Data entries
• • •
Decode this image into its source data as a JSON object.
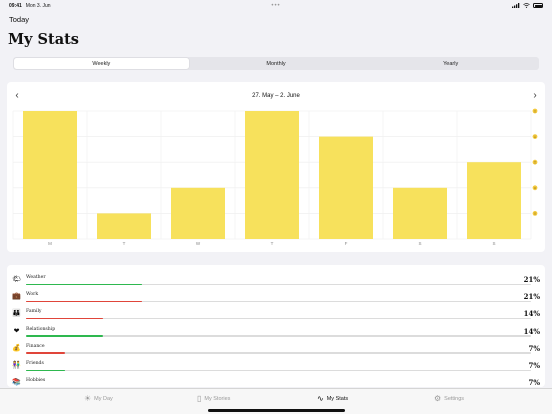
{
  "status": {
    "time": "09:41",
    "date": "Mon 3. Jun",
    "dots": "•••"
  },
  "back_label": "Today",
  "title": "My Stats",
  "segments": [
    {
      "label": "Weekly",
      "active": true
    },
    {
      "label": "Monthly",
      "active": false
    },
    {
      "label": "Yearly",
      "active": false
    }
  ],
  "chart_header": {
    "prev": "‹",
    "next": "›",
    "range": "27. May – 2. June"
  },
  "chart_data": {
    "type": "bar",
    "categories": [
      "M",
      "T",
      "W",
      "T",
      "F",
      "S",
      "S"
    ],
    "values": [
      5,
      1,
      2,
      5,
      4,
      2,
      3
    ],
    "ylim": [
      0,
      5
    ],
    "mood_levels": [
      5,
      4,
      3,
      2,
      1
    ],
    "bar_color": "#f7e15c",
    "grid": true
  },
  "categories": [
    {
      "name": "Weather",
      "icon": "🌤",
      "icon_name": "weather-icon",
      "pct_label": "21%",
      "fraction": 0.21,
      "color": "#2eb84f"
    },
    {
      "name": "Work",
      "icon": "💼",
      "icon_name": "work-icon",
      "pct_label": "21%",
      "fraction": 0.21,
      "color": "#e0453a"
    },
    {
      "name": "Family",
      "icon": "👪",
      "icon_name": "family-icon",
      "pct_label": "14%",
      "fraction": 0.14,
      "color": "#e0453a"
    },
    {
      "name": "Relationship",
      "icon": "❤",
      "icon_name": "heart-icon",
      "pct_label": "14%",
      "fraction": 0.14,
      "color": "#2eb84f"
    },
    {
      "name": "Finance",
      "icon": "💰",
      "icon_name": "money-bag-icon",
      "pct_label": "7%",
      "fraction": 0.07,
      "color": "#e0453a"
    },
    {
      "name": "Friends",
      "icon": "👫",
      "icon_name": "friends-icon",
      "pct_label": "7%",
      "fraction": 0.07,
      "color": "#2eb84f"
    },
    {
      "name": "Hobbies",
      "icon": "📚",
      "icon_name": "books-icon",
      "pct_label": "7%",
      "fraction": 0.07,
      "color": "#2eb84f"
    }
  ],
  "tabs": [
    {
      "label": "My Day",
      "icon": "☀",
      "icon_name": "sun-icon",
      "active": false
    },
    {
      "label": "My Stories",
      "icon": "▯",
      "icon_name": "book-icon",
      "active": false
    },
    {
      "label": "My Stats",
      "icon": "∿",
      "icon_name": "chart-line-icon",
      "active": true
    },
    {
      "label": "Settings",
      "icon": "⚙",
      "icon_name": "gear-icon",
      "active": false
    }
  ]
}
• • •
Nothing in the entries above should change when they are printed again, except that the pictures are dropped.

Decode this image into its source data as a JSON object.
{
  "status": {
    "time": "09:41",
    "date": "Mon 3. Jun",
    "dots": "•••"
  },
  "back_label": "Today",
  "title": "My Stats",
  "segments": [
    {
      "label": "Weekly",
      "active": true
    },
    {
      "label": "Monthly",
      "active": false
    },
    {
      "label": "Yearly",
      "active": false
    }
  ],
  "chart_header": {
    "prev": "‹",
    "next": "›",
    "range": "27. May – 2. June"
  },
  "chart_data": {
    "type": "bar",
    "categories": [
      "M",
      "T",
      "W",
      "T",
      "F",
      "S",
      "S"
    ],
    "values": [
      5,
      1,
      2,
      5,
      4,
      2,
      3
    ],
    "ylim": [
      0,
      5
    ],
    "mood_levels": [
      5,
      4,
      3,
      2,
      1
    ],
    "bar_color": "#f7e15c",
    "grid": true
  },
  "categories": [
    {
      "name": "Weather",
      "icon": "🌤",
      "icon_name": "weather-icon",
      "pct_label": "21%",
      "fraction": 0.21,
      "color": "#2eb84f"
    },
    {
      "name": "Work",
      "icon": "💼",
      "icon_name": "work-icon",
      "pct_label": "21%",
      "fraction": 0.21,
      "color": "#e0453a"
    },
    {
      "name": "Family",
      "icon": "👪",
      "icon_name": "family-icon",
      "pct_label": "14%",
      "fraction": 0.14,
      "color": "#e0453a"
    },
    {
      "name": "Relationship",
      "icon": "❤",
      "icon_name": "heart-icon",
      "pct_label": "14%",
      "fraction": 0.14,
      "color": "#2eb84f"
    },
    {
      "name": "Finance",
      "icon": "💰",
      "icon_name": "money-bag-icon",
      "pct_label": "7%",
      "fraction": 0.07,
      "color": "#e0453a"
    },
    {
      "name": "Friends",
      "icon": "👫",
      "icon_name": "friends-icon",
      "pct_label": "7%",
      "fraction": 0.07,
      "color": "#2eb84f"
    },
    {
      "name": "Hobbies",
      "icon": "📚",
      "icon_name": "books-icon",
      "pct_label": "7%",
      "fraction": 0.07,
      "color": "#2eb84f"
    }
  ],
  "tabs": [
    {
      "label": "My Day",
      "icon": "☀",
      "icon_name": "sun-icon",
      "active": false
    },
    {
      "label": "My Stories",
      "icon": "▯",
      "icon_name": "book-icon",
      "active": false
    },
    {
      "label": "My Stats",
      "icon": "∿",
      "icon_name": "chart-line-icon",
      "active": true
    },
    {
      "label": "Settings",
      "icon": "⚙",
      "icon_name": "gear-icon",
      "active": false
    }
  ]
}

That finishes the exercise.